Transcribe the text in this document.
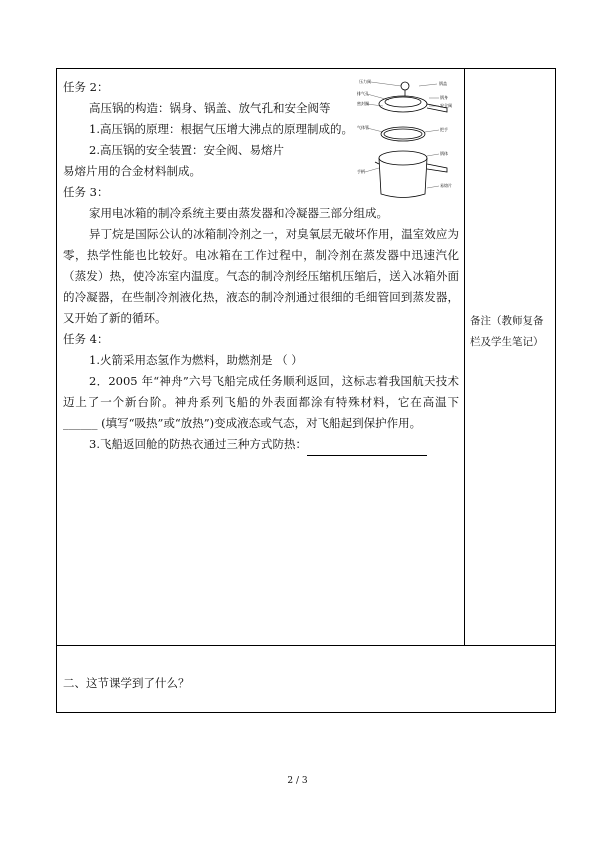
任务 2：

高压锅的构造：锅身、锅盖、放气孔和安全阀等

1.高压锅的原理：根据气压增大沸点的原理制成的。

2.高压锅的安全装置：安全阀、易熔片

易熔片用的合金材料制成。

任务 3：

家用电冰箱的制冷系统主要由蒸发器和冷凝器三部分组成。

异丁烷是国际公认的冰箱制冷剂之一，对臭氧层无破坏作用，温室效应为零，热学性能也比较好。电冰箱在工作过程中，制冷剂在蒸发器中迅速汽化（蒸发）热，使冷冻室内温度。气态的制冷剂经压缩机压缩后，送入冰箱外面的冷凝器，在些制冷剂液化热，液态的制冷剂通过很细的毛细管回到蒸发器，又开始了新的循环。

任务 4：

1.火箭采用态氢作为燃料，助燃剂是 （ ）

2．2005 年“神舟”六号飞船完成任务顺利返回，这标志着我国航天技术迈上了一个新台阶。神舟系列飞船的外表面都涂有特殊材料，它在高温下______ (填写“吸热”或“放热”)变成液态或气态，对飞船起到保护作用。

3.飞船返回舱的防热衣通过三种方式防热：

压力阀	锅盖
排气孔
密封圈
锅身
安全阀
气体管	把手
锅体
手柄
易熔片
备注（教师复备栏及学生笔记）
二、这节课学到了什么？
2 / 3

What you need to do:
Omit every image. Quote each record exactly.

Reply to the exercise:
Transcribe the text in this document.
任务 2：

高压锅的构造：锅身、锅盖、放气孔和安全阀等

1.高压锅的原理：根据气压增大沸点的原理制成的。

2.高压锅的安全装置：安全阀、易熔片

易熔片用的合金材料制成。

任务 3：

家用电冰箱的制冷系统主要由蒸发器和冷凝器三部分组成。

异丁烷是国际公认的冰箱制冷剂之一，对臭氧层无破坏作用，温室效应为零，热学性能也比较好。电冰箱在工作过程中，制冷剂在蒸发器中迅速汽化（蒸发）热，使冷冻室内温度。气态的制冷剂经压缩机压缩后，送入冰箱外面的冷凝器，在些制冷剂液化热，液态的制冷剂通过很细的毛细管回到蒸发器，又开始了新的循环。

任务 4：

1.火箭采用态氢作为燃料，助燃剂是 （ ）

2．2005 年“神舟”六号飞船完成任务顺利返回，这标志着我国航天技术迈上了一个新台阶。神舟系列飞船的外表面都涂有特殊材料，它在高温下______ (填写“吸热”或“放热”)变成液态或气态，对飞船起到保护作用。

3.飞船返回舱的防热衣通过三种方式防热：

压力阀	锅盖
排气孔
密封圈
锅身
安全阀
气体管	把手
锅体
手柄
易熔片
备注（教师复备栏及学生笔记）
二、这节课学到了什么？
2 / 3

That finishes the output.